**Description of the task**. In the lines below, how many hold the word "home"? Answer only with the number.

**Information provided**.
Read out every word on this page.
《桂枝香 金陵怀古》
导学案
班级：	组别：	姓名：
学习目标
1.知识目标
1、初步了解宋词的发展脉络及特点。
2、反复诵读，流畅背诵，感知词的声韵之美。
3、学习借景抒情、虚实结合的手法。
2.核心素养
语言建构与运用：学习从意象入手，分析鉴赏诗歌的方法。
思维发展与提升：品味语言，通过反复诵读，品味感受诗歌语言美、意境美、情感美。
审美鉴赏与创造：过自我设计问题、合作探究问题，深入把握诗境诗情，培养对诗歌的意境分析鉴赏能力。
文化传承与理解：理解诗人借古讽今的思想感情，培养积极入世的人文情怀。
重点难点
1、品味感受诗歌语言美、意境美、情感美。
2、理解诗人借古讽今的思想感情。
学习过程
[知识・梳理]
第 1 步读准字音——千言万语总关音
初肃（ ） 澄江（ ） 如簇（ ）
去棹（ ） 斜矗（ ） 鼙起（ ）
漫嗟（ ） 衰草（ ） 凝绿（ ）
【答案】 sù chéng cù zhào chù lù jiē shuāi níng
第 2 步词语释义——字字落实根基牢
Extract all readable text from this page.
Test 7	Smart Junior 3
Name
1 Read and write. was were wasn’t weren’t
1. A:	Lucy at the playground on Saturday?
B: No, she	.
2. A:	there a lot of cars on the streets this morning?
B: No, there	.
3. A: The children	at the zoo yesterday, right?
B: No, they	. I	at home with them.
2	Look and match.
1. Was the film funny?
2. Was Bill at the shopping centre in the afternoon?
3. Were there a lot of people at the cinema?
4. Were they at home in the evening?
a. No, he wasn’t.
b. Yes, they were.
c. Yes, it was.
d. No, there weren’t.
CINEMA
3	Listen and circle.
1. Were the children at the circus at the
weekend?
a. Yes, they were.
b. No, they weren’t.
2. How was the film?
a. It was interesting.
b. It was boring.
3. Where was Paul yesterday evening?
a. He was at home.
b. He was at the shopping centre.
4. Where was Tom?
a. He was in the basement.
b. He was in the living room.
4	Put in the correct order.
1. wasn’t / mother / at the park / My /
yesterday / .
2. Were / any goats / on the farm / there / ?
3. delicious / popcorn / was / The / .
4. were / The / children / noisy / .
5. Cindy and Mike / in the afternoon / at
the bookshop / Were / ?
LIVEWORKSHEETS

**Response for this exercise**. 3